[STATED EXERCISE] Gather from the material every line that contains the string "name".
>> BEGIN DATA RECORDS
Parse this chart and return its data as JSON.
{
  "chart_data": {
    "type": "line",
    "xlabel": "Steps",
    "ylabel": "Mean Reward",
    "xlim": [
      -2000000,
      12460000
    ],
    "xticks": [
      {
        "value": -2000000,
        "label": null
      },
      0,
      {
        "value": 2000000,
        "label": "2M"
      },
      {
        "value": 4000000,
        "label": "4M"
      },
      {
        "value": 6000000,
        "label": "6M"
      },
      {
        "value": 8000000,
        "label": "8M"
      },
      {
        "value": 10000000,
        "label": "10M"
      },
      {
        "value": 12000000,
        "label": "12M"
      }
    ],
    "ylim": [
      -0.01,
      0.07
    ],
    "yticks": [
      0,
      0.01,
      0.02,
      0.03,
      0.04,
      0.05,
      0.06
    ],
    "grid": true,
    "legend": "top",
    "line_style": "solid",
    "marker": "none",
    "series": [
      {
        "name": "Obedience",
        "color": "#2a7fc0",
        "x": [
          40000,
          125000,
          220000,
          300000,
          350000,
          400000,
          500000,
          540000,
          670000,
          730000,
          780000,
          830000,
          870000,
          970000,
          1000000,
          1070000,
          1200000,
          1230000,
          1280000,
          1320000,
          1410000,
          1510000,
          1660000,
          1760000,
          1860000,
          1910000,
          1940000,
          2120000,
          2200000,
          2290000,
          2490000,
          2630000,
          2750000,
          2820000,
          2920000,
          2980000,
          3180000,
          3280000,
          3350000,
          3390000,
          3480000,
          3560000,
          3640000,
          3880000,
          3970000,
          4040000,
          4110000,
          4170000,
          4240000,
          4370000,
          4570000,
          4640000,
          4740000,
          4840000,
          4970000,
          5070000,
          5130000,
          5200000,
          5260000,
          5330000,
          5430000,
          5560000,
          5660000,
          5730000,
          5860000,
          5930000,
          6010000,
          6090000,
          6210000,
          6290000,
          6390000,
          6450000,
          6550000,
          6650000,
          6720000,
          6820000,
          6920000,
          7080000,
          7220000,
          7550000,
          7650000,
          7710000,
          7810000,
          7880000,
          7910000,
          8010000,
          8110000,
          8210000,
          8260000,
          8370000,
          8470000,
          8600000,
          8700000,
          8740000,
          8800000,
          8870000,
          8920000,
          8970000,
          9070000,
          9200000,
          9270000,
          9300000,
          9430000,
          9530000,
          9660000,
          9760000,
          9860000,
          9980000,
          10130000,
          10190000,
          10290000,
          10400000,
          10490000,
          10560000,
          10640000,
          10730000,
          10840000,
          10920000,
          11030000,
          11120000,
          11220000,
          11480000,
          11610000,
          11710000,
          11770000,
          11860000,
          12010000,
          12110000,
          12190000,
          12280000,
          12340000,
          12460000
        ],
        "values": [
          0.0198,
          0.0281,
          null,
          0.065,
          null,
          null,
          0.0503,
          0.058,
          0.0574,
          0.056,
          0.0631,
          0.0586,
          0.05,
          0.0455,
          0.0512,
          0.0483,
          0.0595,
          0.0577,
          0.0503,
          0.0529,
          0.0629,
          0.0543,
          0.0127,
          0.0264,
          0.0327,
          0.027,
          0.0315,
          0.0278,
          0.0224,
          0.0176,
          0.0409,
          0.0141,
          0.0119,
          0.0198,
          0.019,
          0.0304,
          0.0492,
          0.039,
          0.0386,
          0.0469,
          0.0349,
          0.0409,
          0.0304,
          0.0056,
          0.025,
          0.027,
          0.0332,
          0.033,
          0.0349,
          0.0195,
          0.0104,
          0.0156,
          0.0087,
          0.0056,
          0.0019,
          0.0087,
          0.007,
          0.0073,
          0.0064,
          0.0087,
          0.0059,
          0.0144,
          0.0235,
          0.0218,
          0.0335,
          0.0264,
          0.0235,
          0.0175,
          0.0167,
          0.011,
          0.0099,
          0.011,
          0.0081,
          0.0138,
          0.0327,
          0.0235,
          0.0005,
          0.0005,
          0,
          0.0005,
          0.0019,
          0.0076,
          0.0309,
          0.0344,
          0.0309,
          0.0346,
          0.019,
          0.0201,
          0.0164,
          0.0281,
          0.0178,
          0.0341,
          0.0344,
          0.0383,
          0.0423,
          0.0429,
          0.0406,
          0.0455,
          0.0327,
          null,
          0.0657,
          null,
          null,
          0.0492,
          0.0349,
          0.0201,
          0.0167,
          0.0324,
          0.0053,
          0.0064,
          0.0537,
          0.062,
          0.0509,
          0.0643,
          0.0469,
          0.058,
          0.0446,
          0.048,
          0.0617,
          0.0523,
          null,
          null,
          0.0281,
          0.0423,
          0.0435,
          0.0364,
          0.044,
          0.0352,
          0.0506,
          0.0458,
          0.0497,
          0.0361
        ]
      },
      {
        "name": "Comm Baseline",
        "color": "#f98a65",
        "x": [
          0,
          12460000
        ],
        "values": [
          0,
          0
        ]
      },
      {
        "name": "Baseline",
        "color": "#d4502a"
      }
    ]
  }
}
>> END DATA RECORDS
[EXERCISE OUTPUT]
        "name": "Obedience",
        "name": "Comm Baseline",
        "name": "Baseline",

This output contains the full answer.